Records to process -

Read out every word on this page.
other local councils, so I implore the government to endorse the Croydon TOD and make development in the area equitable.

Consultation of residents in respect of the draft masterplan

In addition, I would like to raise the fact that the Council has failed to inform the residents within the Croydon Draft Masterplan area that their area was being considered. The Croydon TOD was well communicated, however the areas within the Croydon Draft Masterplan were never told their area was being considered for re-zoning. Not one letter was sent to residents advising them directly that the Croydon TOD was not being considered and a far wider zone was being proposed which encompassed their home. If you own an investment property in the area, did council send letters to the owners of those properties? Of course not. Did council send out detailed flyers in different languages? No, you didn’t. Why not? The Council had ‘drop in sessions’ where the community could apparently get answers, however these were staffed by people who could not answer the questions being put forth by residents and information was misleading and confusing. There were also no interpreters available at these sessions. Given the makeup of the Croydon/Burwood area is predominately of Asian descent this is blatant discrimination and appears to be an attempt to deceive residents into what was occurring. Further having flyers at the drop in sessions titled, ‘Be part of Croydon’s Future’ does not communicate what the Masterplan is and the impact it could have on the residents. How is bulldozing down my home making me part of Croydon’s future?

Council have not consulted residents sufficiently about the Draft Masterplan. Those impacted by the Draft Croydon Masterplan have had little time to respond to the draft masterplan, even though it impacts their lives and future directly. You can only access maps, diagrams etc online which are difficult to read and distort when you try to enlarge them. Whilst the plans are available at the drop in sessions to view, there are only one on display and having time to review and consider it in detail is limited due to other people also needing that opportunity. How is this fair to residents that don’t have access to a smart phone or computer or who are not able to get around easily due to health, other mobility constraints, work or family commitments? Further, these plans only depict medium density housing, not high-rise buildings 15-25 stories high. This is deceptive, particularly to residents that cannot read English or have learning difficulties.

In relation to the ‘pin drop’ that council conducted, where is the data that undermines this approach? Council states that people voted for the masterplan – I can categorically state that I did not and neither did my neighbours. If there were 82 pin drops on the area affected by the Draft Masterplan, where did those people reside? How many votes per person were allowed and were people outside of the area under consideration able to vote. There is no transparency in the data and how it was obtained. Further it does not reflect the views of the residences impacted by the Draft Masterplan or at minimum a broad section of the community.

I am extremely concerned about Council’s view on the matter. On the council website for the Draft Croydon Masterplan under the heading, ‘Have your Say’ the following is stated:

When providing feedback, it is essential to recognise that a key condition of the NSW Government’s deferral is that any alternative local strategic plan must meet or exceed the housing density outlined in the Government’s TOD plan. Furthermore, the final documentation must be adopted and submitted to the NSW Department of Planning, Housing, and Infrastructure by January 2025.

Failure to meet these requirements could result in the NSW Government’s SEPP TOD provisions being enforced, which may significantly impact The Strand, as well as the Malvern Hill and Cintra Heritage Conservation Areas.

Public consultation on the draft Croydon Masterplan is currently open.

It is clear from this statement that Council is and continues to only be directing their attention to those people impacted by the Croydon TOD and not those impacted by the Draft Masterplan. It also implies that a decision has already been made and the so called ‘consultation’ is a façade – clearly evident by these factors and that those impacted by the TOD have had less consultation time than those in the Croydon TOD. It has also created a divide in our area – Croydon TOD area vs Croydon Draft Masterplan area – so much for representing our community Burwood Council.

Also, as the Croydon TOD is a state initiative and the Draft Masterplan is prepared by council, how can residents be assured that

Set exercise - Copy out each record from above, exactly.

Result of this exercise -
Read out every word on this page.
other local councils, so I implore the government to endorse the Croydon TOD and make development in the area equitable.

Consultation of residents in respect of the draft masterplan

In addition, I would like to raise the fact that the Council has failed to inform the residents within the Croydon Draft Masterplan area that their area was being considered. The Croydon TOD was well communicated, however the areas within the Croydon Draft Masterplan were never told their area was being considered for re-zoning. Not one letter was sent to residents advising them directly that the Croydon TOD was not being considered and a far wider zone was being proposed which encompassed their home. If you own an investment property in the area, did council send letters to the owners of those properties? Of course not. Did council send out detailed flyers in different languages? No, you didn’t. Why not? The Council had ‘drop in sessions’ where the community could apparently get answers, however these were staffed by people who could not answer the questions being put forth by residents and information was misleading and confusing. There were also no interpreters available at these sessions. Given the makeup of the Croydon/Burwood area is predominately of Asian descent this is blatant discrimination and appears to be an attempt to deceive residents into what was occurring. Further having flyers at the drop in sessions titled, ‘Be part of Croydon’s Future’ does not communicate what the Masterplan is and the impact it could have on the residents. How is bulldozing down my home making me part of Croydon’s future?

Council have not consulted residents sufficiently about the Draft Masterplan. Those impacted by the Draft Croydon Masterplan have had little time to respond to the draft masterplan, even though it impacts their lives and future directly. You can only access maps, diagrams etc online which are difficult to read and distort when you try to enlarge them. Whilst the plans are available at the drop in sessions to view, there are only one on display and having time to review and consider it in detail is limited due to other people also needing that opportunity. How is this fair to residents that don’t have access to a smart phone or computer or who are not able to get around easily due to health, other mobility constraints, work or family commitments? Further, these plans only depict medium density housing, not high-rise buildings 15-25 stories high. This is deceptive, particularly to residents that cannot read English or have learning difficulties.

In relation to the ‘pin drop’ that council conducted, where is the data that undermines this approach? Council states that people voted for the masterplan – I can categorically state that I did not and neither did my neighbours. If there were 82 pin drops on the area affected by the Draft Masterplan, where did those people reside? How many votes per person were allowed and were people outside of the area under consideration able to vote. There is no transparency in the data and how it was obtained. Further it does not reflect the views of the residences impacted by the Draft Masterplan or at minimum a broad section of the community.

I am extremely concerned about Council’s view on the matter. On the council website for the Draft Croydon Masterplan under the heading, ‘Have your Say’ the following is stated:

When providing feedback, it is essential to recognise that a key condition of the NSW Government’s deferral is that any alternative local strategic plan must meet or exceed the housing density outlined in the Government’s TOD plan. Furthermore, the final documentation must be adopted and submitted to the NSW Department of Planning, Housing, and Infrastructure by January 2025.

Failure to meet these requirements could result in the NSW Government’s SEPP TOD provisions being enforced, which may significantly impact The Strand, as well as the Malvern Hill and Cintra Heritage Conservation Areas.

Public consultation on the draft Croydon Masterplan is currently open.

It is clear from this statement that Council is and continues to only be directing their attention to those people impacted by the Croydon TOD and not those impacted by the Draft Masterplan. It also implies that a decision has already been made and the so called ‘consultation’ is a façade – clearly evident by these factors and that those impacted by the TOD have had less consultation time than those in the Croydon TOD. It has also created a divide in our area – Croydon TOD area vs Croydon Draft Masterplan area – so much for representing our community Burwood Council.

Also, as the Croydon TOD is a state initiative and the Draft Masterplan is prepared by council, how can residents be assured that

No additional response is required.